--- Begin Data shown ---
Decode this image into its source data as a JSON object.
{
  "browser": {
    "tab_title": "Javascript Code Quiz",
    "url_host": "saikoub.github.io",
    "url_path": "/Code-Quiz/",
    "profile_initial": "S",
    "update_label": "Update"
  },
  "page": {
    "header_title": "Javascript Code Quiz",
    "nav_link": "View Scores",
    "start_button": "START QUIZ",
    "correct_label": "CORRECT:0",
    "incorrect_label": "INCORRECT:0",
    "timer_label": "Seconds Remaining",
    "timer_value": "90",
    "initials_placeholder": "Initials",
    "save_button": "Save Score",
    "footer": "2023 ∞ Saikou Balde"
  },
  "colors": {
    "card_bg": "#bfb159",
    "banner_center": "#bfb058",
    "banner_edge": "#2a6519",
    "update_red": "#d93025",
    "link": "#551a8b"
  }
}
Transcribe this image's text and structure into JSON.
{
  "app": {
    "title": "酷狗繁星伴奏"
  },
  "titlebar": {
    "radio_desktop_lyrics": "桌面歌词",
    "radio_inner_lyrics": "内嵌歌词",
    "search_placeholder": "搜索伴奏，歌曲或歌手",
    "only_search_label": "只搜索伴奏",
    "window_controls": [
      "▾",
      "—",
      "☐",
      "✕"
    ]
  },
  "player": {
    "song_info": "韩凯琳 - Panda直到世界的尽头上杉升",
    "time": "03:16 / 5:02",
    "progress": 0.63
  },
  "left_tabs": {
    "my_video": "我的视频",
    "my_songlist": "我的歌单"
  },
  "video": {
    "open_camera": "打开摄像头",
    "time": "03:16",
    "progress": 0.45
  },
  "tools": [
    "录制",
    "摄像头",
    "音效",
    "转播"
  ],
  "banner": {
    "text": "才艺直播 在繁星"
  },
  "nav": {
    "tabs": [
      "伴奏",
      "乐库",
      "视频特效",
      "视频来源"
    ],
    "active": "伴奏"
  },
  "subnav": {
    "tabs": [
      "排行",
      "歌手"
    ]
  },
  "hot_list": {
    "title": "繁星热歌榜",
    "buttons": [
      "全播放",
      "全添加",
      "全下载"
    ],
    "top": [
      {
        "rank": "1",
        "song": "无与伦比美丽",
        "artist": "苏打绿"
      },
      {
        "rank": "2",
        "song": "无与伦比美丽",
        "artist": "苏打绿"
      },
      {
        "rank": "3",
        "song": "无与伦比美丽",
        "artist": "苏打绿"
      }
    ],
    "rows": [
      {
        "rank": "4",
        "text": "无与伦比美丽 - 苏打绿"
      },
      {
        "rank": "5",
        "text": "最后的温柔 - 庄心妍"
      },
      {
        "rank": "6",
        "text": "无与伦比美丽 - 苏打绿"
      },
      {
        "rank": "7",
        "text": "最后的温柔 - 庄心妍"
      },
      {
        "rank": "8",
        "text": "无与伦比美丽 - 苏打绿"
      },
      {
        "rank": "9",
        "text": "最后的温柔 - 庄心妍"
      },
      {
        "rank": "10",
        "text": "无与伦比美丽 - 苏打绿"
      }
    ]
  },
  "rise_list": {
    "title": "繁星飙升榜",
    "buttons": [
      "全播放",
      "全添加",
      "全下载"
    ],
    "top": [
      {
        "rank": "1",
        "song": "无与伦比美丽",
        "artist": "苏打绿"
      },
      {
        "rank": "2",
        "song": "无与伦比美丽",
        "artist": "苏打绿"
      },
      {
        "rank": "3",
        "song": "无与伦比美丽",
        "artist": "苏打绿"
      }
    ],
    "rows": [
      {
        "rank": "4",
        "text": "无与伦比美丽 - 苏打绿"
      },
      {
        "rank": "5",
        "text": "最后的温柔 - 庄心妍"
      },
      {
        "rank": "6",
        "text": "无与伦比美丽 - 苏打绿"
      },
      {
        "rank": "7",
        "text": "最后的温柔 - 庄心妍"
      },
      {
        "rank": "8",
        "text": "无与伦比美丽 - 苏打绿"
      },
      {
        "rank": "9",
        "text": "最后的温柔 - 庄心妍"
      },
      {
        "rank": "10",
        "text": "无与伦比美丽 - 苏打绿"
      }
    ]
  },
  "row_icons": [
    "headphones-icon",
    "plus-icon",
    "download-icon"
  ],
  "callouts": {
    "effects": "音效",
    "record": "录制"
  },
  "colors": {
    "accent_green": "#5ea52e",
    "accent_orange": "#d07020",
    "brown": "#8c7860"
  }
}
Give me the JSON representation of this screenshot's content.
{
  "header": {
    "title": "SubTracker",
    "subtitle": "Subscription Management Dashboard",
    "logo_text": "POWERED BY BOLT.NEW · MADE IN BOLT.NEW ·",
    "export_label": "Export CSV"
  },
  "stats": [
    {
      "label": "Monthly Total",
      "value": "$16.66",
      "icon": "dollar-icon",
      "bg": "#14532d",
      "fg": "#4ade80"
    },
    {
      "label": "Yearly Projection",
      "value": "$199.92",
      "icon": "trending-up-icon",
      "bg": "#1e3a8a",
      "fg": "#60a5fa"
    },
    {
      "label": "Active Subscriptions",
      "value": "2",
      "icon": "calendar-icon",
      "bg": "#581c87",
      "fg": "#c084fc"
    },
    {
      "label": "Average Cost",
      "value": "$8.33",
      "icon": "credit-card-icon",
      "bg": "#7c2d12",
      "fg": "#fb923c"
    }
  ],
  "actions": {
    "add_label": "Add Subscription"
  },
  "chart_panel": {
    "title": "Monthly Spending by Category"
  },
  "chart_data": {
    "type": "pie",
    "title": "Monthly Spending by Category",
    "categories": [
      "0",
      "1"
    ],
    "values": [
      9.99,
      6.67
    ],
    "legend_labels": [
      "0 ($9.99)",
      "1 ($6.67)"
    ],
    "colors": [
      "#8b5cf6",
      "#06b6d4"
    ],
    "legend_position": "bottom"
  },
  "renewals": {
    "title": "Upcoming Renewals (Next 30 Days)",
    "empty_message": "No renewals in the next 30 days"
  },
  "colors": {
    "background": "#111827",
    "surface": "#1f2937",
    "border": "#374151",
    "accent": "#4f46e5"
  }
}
--- End Data shown ---
[What the exercise asks] Gather and return every line that holds the string "Spending".

[Reply]
    "title": "Monthly Spending by Category"
    "title": "Monthly Spending by Category",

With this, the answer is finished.